PS: It must be national typo month (including my many) because the Pitchfork site says Various Arists ( minus the 2nd t) in reference to these cds.

Monday, June 27, 2005

Art Brut / Bang Bang Rock & Roll / Rating 8.9

Is the state of music today so pathetic that we need to call Art Brut “refreshing”? Are they really “the most punk band” we have heard in years? I will leave that argument to the letters section of Maximum Rock and Roll and Punk Planet but just to offer you my own silly idea of what punk is, I consider Medulla by Bjork pretty damn punk and anti-mainstream.


Certain bands must have a dog-like whistle that only certain people can hear because I can’t pick out the quality and worth hidden behind Bang Bang Rock & Roll. This might be the very same invisible awesomeness fans of The Offspring or The Hold Steady celebrate but I do not. I don’t hate them but at the same time I wouldn’t go out of my way to listen to a full record by them either. Their humor and charm is totally lost on me and with each Art Brut song mocking a different band in lo-fi demo form, it befuddles me even more. Aren’t there are hundreds of “punk” bands just like them clogging the stage of a high school talent show right now?

Call me paranoid but I feel like when Pitchfork embraces a record this silly its like a test to see just how gullable the readers are. Do yourself a favor and listen to some MP3s before you consider buying this cd.

Until something better comes along I will turn to Born Against when I need to quench my 1-2-fuck-you thirst.

PS: After reviewing pictures of the band they appear to be snappy dressers so maybe that’s selling point to all those looking to add a few more sassy lads and lassies to their Anglophile music collection.

Clap Your Hands Say Yeah / Rating 9.0

My ears must be broken.

Clap Your Hands Say Yeah sounds like David Byrne drunk singing karaoke to a Smiths record. ( I am being lazy and quoting myself from an email I just sent a friend but I needed to get this off my chest officially)

How did this get a 9.0 from Pitchfork?
Why is this number one at Other Music?

I am clapping my hands and saying EH.

A little help here.
Are they good live?
Have friends in high places?

> Given data
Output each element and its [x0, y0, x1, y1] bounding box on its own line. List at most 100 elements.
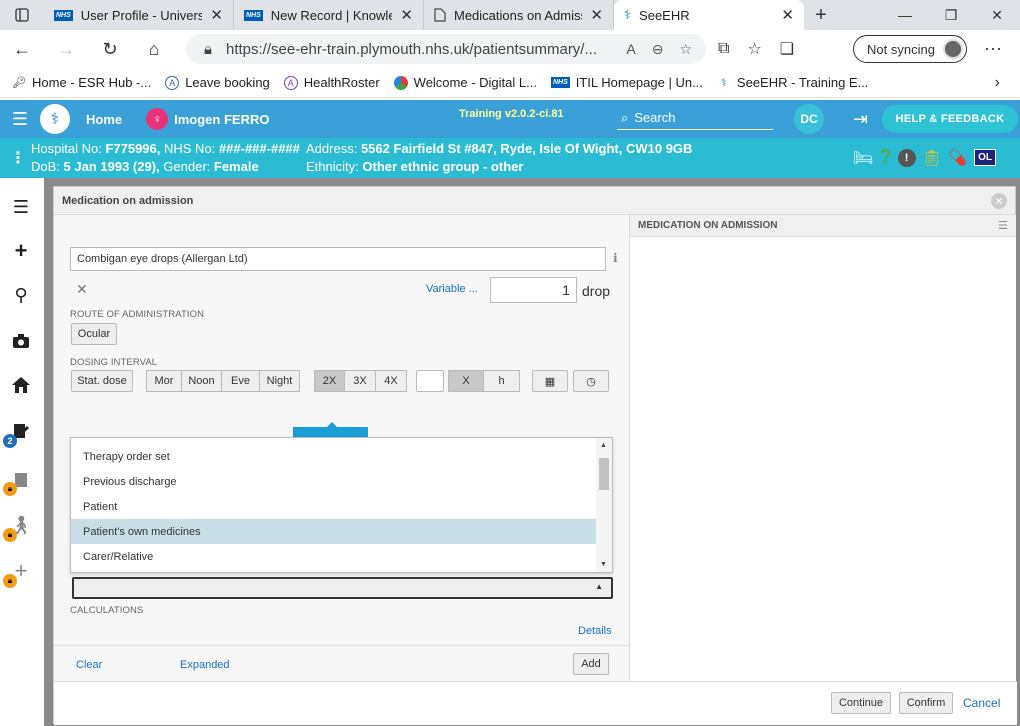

> Brief 1
Which bands, not solo artists, are named in the album reviews? List each one once.
> Brief 2
Write a continuation of the album reviews, starting right after their last sentence.

> Task output 1
Art Brut
The Offspring
The Hold Steady
Born Against
Clap Your Hands Say Yeah
The Smiths

> Task output 2
Did they cast a magic spell over NYC to love them?

Mice Parade / Bem-Vinda Vontade/ Rating 6.6

"I know Múm's more song-oriented direction has its fans, but for my part Valtýsdótti's singing is completely unlistenable, a tuneless whisper/shriek that seems to exist only as a twee placeholder without having any content on its own. When she comes in on "Night's Wave" and "The Boat Room" she completely pulls me out of whatever reverie the music inspires. Here is an example of when indie's DIY inclusiveness goes too far."


"Nothing wrong with formerly instrumental bands wanting to experiment with songs but it makes sense to recruit singers and songwriters that approach the skill of the music that surrounds them. So much of Bem-Vinda Vontade sounds so nice, with guitar and drum textures as lovely as anything the band has attempted. But the singing seems tacked on and the music suffers, resulting in Mice Parade's least consistent album."

I am going to put this simply. Ditto.

Mice Parade's last tour also included Kristin and besides the fact that she stood so far over to the left of the stage she was hardly there at all, her windy approach to singing made her utterly pointless within M.P.'s otherwise gorgeous performance. Adam Pierce’s carefree yet calculated drumming by bare hand on the box he was seated upon is a perfect example of how even live their lax, go where ever the moment takes them vibe is exactly what makes them so special.
Live and recorded.

I also can’t help but notice that the vocal melodies Adam chooses for Bem-Vinda Vontade remind me of a more insecure Swirlies; a group he has been playing drums in for years. My hope is this record will be a vocal stepping stone for Pierce and for their next release he will offer more confident singing and fewer vocal cameos.

This cd is close to good but no cigar.

Sunday, June 26, 2005

Why? / Sanddollars, The EP / Rating 6.6

In the mid 90’s two separate artists in two totally different parts of the country really captured my attention.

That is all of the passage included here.